Исходный текст:
○ ○ ○ ○ ○
Флигель этот и теплица стоит, очевидно, по этой причине, на своем месте.
Материал и простота строительства выражали архитектурные убеждения моего отца.
За одним из наших ужинов мы услышали рассказ отца, и он стал незабываемым.
Князь тяжело заболел. Теперь князь лежал в комнате, окно которой выходило в небольшой сад с высокими деревьями, а между ними находился родовой склеп. Привстав на постели, князь увидел, что двери склепа настежь открыты. Он обратился с вопросом к княгине: "Софочка, почему открыли склеп?" "Я велела проветрить его", - ответила Софья Алексеевна.
Князь вздрогнул, он болезненно по-своему понял приказание жены. "Неужели же я сам готов?" - проговорил он. Через несколько дней князь умер.
Это был маленький, но впечатляющий рассказ.

1955 г. 24 декабря

Знакомство и дела моего отца с княгиней продолжались.
○ ○ ○ ○ ○
Данные для проверки:
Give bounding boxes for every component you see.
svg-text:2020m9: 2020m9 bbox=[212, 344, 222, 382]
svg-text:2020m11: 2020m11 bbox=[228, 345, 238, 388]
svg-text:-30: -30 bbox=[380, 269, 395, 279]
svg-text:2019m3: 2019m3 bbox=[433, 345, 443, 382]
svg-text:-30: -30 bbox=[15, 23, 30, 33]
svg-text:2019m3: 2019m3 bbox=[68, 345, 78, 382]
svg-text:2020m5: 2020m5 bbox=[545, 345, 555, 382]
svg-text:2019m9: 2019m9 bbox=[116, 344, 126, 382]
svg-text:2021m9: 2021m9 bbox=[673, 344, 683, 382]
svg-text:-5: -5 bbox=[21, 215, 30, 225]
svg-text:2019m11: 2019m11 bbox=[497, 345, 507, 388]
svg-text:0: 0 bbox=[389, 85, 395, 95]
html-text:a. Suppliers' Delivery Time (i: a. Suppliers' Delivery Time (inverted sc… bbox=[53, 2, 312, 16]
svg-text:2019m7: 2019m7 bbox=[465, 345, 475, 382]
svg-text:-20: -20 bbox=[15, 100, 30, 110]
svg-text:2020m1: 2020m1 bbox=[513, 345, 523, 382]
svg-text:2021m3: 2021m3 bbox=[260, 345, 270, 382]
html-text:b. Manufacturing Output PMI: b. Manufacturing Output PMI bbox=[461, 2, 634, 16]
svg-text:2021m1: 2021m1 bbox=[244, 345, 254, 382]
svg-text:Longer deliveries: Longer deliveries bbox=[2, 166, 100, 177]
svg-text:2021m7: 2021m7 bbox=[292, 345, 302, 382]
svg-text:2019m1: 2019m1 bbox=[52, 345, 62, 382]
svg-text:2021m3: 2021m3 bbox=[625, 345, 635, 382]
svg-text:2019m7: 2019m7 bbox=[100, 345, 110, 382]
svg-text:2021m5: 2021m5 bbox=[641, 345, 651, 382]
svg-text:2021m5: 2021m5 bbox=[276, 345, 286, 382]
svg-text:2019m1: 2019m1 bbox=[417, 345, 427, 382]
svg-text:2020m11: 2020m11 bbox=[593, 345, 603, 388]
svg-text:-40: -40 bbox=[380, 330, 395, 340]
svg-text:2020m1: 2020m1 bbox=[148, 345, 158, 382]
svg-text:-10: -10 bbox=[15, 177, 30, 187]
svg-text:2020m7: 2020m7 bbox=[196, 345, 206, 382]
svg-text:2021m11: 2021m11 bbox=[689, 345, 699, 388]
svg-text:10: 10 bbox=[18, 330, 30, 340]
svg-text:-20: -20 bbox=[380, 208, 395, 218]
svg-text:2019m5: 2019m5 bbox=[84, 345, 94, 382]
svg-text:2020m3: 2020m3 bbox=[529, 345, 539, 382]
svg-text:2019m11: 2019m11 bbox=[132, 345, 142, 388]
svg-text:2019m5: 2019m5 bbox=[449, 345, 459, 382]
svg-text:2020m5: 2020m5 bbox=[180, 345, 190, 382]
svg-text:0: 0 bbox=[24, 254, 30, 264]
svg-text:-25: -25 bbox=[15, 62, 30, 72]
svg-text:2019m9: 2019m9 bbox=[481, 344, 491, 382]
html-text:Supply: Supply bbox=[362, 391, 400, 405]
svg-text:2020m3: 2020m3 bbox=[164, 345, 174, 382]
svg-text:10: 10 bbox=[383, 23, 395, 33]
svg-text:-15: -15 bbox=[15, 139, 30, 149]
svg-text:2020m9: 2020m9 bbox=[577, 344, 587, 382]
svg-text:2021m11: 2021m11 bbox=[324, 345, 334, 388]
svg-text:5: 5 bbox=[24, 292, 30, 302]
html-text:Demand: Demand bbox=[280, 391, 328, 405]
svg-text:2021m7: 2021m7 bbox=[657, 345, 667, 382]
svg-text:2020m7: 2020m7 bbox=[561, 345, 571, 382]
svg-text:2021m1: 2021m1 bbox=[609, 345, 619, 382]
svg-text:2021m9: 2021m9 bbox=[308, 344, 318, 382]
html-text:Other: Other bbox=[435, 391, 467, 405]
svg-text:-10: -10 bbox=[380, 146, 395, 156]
○ ○ ○ ○ ○
Список заданий:
1. Как перевести на английский язык предложение «Это был маленький, но впечатляющий рассказ.» из исходного текста?
2. Какие реплики прямой речи в кавычках есть в исходном тексте? Перечислите их все.
Записи для работы не понадобятся.

Ваши ответы:
1. It was a short but impressive story.

2.
- «Софочка, почему открыли склеп?»
- «Я велела проветрить его»
- «Неужели же я сам готов?»